§ Records excerpted from a collection:
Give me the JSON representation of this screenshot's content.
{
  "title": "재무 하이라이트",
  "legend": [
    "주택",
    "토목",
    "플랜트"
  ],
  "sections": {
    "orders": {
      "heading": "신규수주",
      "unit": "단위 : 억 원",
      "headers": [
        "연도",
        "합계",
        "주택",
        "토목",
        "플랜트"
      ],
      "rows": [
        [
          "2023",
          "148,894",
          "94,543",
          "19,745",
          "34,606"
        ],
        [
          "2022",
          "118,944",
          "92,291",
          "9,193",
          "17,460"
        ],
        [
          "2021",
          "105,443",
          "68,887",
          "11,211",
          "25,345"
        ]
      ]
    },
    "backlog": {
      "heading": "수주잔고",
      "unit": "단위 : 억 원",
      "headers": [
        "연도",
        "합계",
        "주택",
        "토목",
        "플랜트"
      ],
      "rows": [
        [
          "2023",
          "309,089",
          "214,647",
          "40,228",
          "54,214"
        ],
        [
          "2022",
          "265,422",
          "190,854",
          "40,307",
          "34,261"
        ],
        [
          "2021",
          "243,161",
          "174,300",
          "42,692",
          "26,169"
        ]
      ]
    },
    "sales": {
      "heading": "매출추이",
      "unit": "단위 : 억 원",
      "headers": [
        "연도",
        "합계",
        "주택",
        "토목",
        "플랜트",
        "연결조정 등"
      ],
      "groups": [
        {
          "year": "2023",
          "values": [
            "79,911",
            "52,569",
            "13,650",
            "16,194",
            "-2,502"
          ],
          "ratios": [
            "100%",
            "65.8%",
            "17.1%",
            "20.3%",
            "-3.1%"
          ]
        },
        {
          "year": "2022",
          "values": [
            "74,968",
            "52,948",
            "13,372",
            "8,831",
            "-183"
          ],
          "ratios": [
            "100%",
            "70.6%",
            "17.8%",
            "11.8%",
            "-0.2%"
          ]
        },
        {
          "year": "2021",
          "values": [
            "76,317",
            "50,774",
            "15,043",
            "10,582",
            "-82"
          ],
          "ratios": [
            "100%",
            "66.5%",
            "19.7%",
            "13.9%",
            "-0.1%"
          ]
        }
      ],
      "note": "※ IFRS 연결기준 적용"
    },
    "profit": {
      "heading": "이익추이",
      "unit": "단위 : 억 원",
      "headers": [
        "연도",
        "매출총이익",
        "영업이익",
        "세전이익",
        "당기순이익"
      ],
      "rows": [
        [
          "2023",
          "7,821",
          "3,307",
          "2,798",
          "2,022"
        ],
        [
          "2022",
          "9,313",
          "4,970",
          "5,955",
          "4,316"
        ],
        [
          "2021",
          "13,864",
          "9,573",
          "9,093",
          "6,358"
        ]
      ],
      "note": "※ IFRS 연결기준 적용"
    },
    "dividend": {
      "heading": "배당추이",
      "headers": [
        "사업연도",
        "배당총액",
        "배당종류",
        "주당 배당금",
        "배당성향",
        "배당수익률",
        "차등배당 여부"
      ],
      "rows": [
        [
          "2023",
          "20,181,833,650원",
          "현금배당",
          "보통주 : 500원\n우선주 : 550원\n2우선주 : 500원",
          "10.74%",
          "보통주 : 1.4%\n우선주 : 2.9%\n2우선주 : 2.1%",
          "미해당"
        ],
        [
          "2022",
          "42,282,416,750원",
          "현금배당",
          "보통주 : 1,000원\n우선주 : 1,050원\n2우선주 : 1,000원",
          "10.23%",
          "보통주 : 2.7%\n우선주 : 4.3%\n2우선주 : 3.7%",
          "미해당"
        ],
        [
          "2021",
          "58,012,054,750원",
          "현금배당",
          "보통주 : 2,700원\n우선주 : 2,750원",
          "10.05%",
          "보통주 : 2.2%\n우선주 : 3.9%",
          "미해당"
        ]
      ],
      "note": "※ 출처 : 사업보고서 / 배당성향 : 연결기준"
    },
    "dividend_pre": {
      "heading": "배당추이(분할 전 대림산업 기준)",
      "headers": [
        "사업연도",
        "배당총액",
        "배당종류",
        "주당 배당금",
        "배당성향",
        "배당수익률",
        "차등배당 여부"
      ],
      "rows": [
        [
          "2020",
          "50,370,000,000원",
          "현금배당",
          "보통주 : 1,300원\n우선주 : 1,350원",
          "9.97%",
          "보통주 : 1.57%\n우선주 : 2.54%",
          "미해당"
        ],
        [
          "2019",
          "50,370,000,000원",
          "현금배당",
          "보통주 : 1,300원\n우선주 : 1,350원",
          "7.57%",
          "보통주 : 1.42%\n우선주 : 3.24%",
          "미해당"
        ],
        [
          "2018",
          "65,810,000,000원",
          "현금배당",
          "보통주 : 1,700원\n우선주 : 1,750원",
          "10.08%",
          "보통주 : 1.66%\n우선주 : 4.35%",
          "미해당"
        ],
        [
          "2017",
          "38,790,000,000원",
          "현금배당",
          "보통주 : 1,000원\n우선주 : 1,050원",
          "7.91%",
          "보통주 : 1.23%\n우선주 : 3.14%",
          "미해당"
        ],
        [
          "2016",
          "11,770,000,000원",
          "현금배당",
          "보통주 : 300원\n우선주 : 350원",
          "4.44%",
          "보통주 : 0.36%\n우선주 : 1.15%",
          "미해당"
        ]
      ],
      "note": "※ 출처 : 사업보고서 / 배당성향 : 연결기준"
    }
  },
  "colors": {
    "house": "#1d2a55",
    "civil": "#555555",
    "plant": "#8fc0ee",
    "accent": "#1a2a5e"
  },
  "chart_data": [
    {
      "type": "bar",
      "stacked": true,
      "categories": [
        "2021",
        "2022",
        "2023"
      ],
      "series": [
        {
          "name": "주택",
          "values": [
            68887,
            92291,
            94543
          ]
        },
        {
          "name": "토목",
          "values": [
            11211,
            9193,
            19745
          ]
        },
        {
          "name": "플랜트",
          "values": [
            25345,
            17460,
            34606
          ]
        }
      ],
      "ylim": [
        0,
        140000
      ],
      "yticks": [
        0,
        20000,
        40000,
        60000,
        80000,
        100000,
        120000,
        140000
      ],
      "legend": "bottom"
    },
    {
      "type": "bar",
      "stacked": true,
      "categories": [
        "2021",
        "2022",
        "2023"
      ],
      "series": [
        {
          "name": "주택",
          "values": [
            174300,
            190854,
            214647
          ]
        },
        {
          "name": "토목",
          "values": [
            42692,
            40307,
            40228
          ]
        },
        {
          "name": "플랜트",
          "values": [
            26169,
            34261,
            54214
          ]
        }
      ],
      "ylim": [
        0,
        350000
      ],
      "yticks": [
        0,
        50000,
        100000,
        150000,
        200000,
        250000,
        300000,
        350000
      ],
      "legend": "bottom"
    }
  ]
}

§ Directions: Retype the whole listing, matching it exactly.

§ Output below:
Give me the JSON representation of this screenshot's content.
{
  "title": "재무 하이라이트",
  "legend": [
    "주택",
    "토목",
    "플랜트"
  ],
  "sections": {
    "orders": {
      "heading": "신규수주",
      "unit": "단위 : 억 원",
      "headers": [
        "연도",
        "합계",
        "주택",
        "토목",
        "플랜트"
      ],
      "rows": [
        [
          "2023",
          "148,894",
          "94,543",
          "19,745",
          "34,606"
        ],
        [
          "2022",
          "118,944",
          "92,291",
          "9,193",
          "17,460"
        ],
        [
          "2021",
          "105,443",
          "68,887",
          "11,211",
          "25,345"
        ]
      ]
    },
    "backlog": {
      "heading": "수주잔고",
      "unit": "단위 : 억 원",
      "headers": [
        "연도",
        "합계",
        "주택",
        "토목",
        "플랜트"
      ],
      "rows": [
        [
          "2023",
          "309,089",
          "214,647",
          "40,228",
          "54,214"
        ],
        [
          "2022",
          "265,422",
          "190,854",
          "40,307",
          "34,261"
        ],
        [
          "2021",
          "243,161",
          "174,300",
          "42,692",
          "26,169"
        ]
      ]
    },
    "sales": {
      "heading": "매출추이",
      "unit": "단위 : 억 원",
      "headers": [
        "연도",
        "합계",
        "주택",
        "토목",
        "플랜트",
        "연결조정 등"
      ],
      "groups": [
        {
          "year": "2023",
          "values": [
            "79,911",
            "52,569",
            "13,650",
            "16,194",
            "-2,502"
          ],
          "ratios": [
            "100%",
            "65.8%",
            "17.1%",
            "20.3%",
            "-3.1%"
          ]
        },
        {
          "year": "2022",
          "values": [
            "74,968",
            "52,948",
            "13,372",
            "8,831",
            "-183"
          ],
          "ratios": [
            "100%",
            "70.6%",
            "17.8%",
            "11.8%",
            "-0.2%"
          ]
        },
        {
          "year": "2021",
          "values": [
            "76,317",
            "50,774",
            "15,043",
            "10,582",
            "-82"
          ],
          "ratios": [
            "100%",
            "66.5%",
            "19.7%",
            "13.9%",
            "-0.1%"
          ]
        }
      ],
      "note": "※ IFRS 연결기준 적용"
    },
    "profit": {
      "heading": "이익추이",
      "unit": "단위 : 억 원",
      "headers": [
        "연도",
        "매출총이익",
        "영업이익",
        "세전이익",
        "당기순이익"
      ],
      "rows": [
        [
          "2023",
          "7,821",
          "3,307",
          "2,798",
          "2,022"
        ],
        [
          "2022",
          "9,313",
          "4,970",
          "5,955",
          "4,316"
        ],
        [
          "2021",
          "13,864",
          "9,573",
          "9,093",
          "6,358"
        ]
      ],
      "note": "※ IFRS 연결기준 적용"
    },
    "dividend": {
      "heading": "배당추이",
      "headers": [
        "사업연도",
        "배당총액",
        "배당종류",
        "주당 배당금",
        "배당성향",
        "배당수익률",
        "차등배당 여부"
      ],
      "rows": [
        [
          "2023",
          "20,181,833,650원",
          "현금배당",
          "보통주 : 500원\n우선주 : 550원\n2우선주 : 500원",
          "10.74%",
          "보통주 : 1.4%\n우선주 : 2.9%\n2우선주 : 2.1%",
          "미해당"
        ],
        [
          "2022",
          "42,282,416,750원",
          "현금배당",
          "보통주 : 1,000원\n우선주 : 1,050원\n2우선주 : 1,000원",
          "10.23%",
          "보통주 : 2.7%\n우선주 : 4.3%\n2우선주 : 3.7%",
          "미해당"
        ],
        [
          "2021",
          "58,012,054,750원",
          "현금배당",
          "보통주 : 2,700원\n우선주 : 2,750원",
          "10.05%",
          "보통주 : 2.2%\n우선주 : 3.9%",
          "미해당"
        ]
      ],
      "note": "※ 출처 : 사업보고서 / 배당성향 : 연결기준"
    },
    "dividend_pre": {
      "heading": "배당추이(분할 전 대림산업 기준)",
      "headers": [
        "사업연도",
        "배당총액",
        "배당종류",
        "주당 배당금",
        "배당성향",
        "배당수익률",
        "차등배당 여부"
      ],
      "rows": [
        [
          "2020",
          "50,370,000,000원",
          "현금배당",
          "보통주 : 1,300원\n우선주 : 1,350원",
          "9.97%",
          "보통주 : 1.57%\n우선주 : 2.54%",
          "미해당"
        ],
        [
          "2019",
          "50,370,000,000원",
          "현금배당",
          "보통주 : 1,300원\n우선주 : 1,350원",
          "7.57%",
          "보통주 : 1.42%\n우선주 : 3.24%",
          "미해당"
        ],
        [
          "2018",
          "65,810,000,000원",
          "현금배당",
          "보통주 : 1,700원\n우선주 : 1,750원",
          "10.08%",
          "보통주 : 1.66%\n우선주 : 4.35%",
          "미해당"
        ],
        [
          "2017",
          "38,790,000,000원",
          "현금배당",
          "보통주 : 1,000원\n우선주 : 1,050원",
          "7.91%",
          "보통주 : 1.23%\n우선주 : 3.14%",
          "미해당"
        ],
        [
          "2016",
          "11,770,000,000원",
          "현금배당",
          "보통주 : 300원\n우선주 : 350원",
          "4.44%",
          "보통주 : 0.36%\n우선주 : 1.15%",
          "미해당"
        ]
      ],
      "note": "※ 출처 : 사업보고서 / 배당성향 : 연결기준"
    }
  },
  "colors": {
    "house": "#1d2a55",
    "civil": "#555555",
    "plant": "#8fc0ee",
    "accent": "#1a2a5e"
  },
  "chart_data": [
    {
      "type": "bar",
      "stacked": true,
      "categories": [
        "2021",
        "2022",
        "2023"
      ],
      "series": [
        {
          "name": "주택",
          "values": [
            68887,
            92291,
            94543
          ]
        },
        {
          "name": "토목",
          "values": [
            11211,
            9193,
            19745
          ]
        },
        {
          "name": "플랜트",
          "values": [
            25345,
            17460,
            34606
          ]
        }
      ],
      "ylim": [
        0,
        140000
      ],
      "yticks": [
        0,
        20000,
        40000,
        60000,
        80000,
        100000,
        120000,
        140000
      ],
      "legend": "bottom"
    },
    {
      "type": "bar",
      "stacked": true,
      "categories": [
        "2021",
        "2022",
        "2023"
      ],
      "series": [
        {
          "name": "주택",
          "values": [
            174300,
            190854,
            214647
          ]
        },
        {
          "name": "토목",
          "values": [
            42692,
            40307,
            40228
          ]
        },
        {
          "name": "플랜트",
          "values": [
            26169,
            34261,
            54214
          ]
        }
      ],
      "ylim": [
        0,
        350000
      ],
      "yticks": [
        0,
        50000,
        100000,
        150000,
        200000,
        250000,
        300000,
        350000
      ],
      "legend": "bottom"
    }
  ]
}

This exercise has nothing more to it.